- _TEXTO FORNECIDO_:

Casal tem primeiro filho homem após dez meninas e nascimento levanta questionamentos

Casal tem primeiro filho homem após dez meninas e nascimento levanta questionamentos

Uma mulher de 37 anos, moradora do estado de Haryana, na Índia, deu à luz seu 11º filho — um menino — após ter tido dez filhas anteriormente. O nascimento ocorreu em um hospital particular na cidade de Uchana, no distrito de Jind, e reacendeu debates sobre saúde materna e a preferência cultural por meninos no país.

Segundo os médicos do Hospital e Maternidade Ojas, o parto foi considerado de alto risco. De acordo com o Dr. Narveer Sheoran, três unidades de sangue foram necessárias durante o procedimento. Apesar das complicações, mãe e bebê receberam alta em menos de 24 horas e retornaram para a vila da família, no distrito de Fatehabad.

O parto foi conduzido pela ginecologista Santosh Sheoran, que também integra a equipe médica do hospital. “No fim, tudo transcorreu bem e tanto a mãe quanto o bebê estão estáveis”, informou o médico.

O pai, Sanjay Kumar, trabalhador diarista de 38 anos, afirmou que a família desejava ter um menino. “Queríamos muito um filho homem e algumas das minhas filhas também sonhavam em ter um irmão”, disse. Ele e a esposa estão casados há 19 anos e a maioria das filhas está na escola, sendo a mais velha estudante do 12º ano.

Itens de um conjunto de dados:
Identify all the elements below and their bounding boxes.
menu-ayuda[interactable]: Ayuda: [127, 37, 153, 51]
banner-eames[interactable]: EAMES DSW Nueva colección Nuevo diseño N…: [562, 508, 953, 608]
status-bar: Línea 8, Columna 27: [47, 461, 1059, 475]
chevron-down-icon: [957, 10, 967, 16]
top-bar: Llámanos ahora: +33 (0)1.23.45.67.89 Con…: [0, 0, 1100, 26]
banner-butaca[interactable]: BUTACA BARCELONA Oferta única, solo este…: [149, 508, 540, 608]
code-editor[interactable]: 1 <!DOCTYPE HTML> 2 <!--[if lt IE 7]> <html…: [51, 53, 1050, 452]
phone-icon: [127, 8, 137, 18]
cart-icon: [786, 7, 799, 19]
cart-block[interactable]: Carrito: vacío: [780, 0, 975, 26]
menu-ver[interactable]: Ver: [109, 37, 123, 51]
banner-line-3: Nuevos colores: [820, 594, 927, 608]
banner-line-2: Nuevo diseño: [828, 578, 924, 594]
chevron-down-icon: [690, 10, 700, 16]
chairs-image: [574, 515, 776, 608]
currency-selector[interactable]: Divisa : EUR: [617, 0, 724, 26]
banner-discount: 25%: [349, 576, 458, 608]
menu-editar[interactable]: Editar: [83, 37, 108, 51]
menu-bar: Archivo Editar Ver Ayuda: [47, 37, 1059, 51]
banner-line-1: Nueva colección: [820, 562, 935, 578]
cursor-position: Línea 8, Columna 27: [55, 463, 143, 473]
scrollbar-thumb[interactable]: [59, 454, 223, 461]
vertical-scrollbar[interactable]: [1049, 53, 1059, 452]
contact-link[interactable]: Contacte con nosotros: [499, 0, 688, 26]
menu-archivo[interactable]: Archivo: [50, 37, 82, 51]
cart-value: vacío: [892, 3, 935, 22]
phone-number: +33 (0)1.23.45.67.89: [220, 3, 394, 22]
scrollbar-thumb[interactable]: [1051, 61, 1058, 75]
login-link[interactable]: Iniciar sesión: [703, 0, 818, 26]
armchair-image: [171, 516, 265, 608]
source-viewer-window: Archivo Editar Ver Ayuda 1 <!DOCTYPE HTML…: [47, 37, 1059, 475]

- _TAREFA A_: Transcreva da notícia sobre o nascimento em Haryana o trecho que começa em "O parto foi conduzido" e vai até "informou o médico.", incluindo este último.
- _TAREFA B_: Segundo o pai citado na notícia sobre o nascimento em Haryana, por que a família queria ter um menino?
- _TAREFA C_: Escreva a continuação da notícia sobre o nascimento em Haryana a partir da última frase apresentada.

- _RESPOSTA A_:
O parto foi conduzido pela ginecologista Santosh Sheoran, que também integra a equipe médica do hospital. “No fim, tudo transcorreu bem e tanto a mãe quanto o bebê estão estáveis”, informou o médico.

- _RESPOSTA B_: Sanjay Kumar disse que ele e a esposa queriam muito um filho homem. Acrescentou que algumas das filhas também sonhavam em ter um irmão.

- _RESPOSTA C_:
Mesmo reconhecendo o desejo pelo filho homem, Kumar afirmou que apoia a educação das meninas. “Dentro das minhas condições, tento oferecer estudo para todas elas. As meninas hoje podem fazer qualquer coisa. Já provaram seu valor”, declarou.

Nas redes sociais, o caso ganhou repercussão e levantou questionamentos sobre a persistência de padrões patriarcais e desigualdade de gênero na região. Em um dos vídeos que circularam, Kumar aparece tentando lembrar o nome de todas as filhas e se confunde algumas vezes.

Haryana tem historicamente uma das piores proporções entre meninos e meninas na Índia. Embora indicadores oficiais apontem melhora recente, o estado continua abaixo da média nacional, o que especialistas associam a fatores culturais, econômicos e sociais.

O caso volta a expor dilemas que vão além do núcleo familiar: o impacto de múltiplas gestações seguidas na saúde da mulher, a pressão por herdeiros homens e o desafio de promover igualdade de gênero em comunidades tradicionais.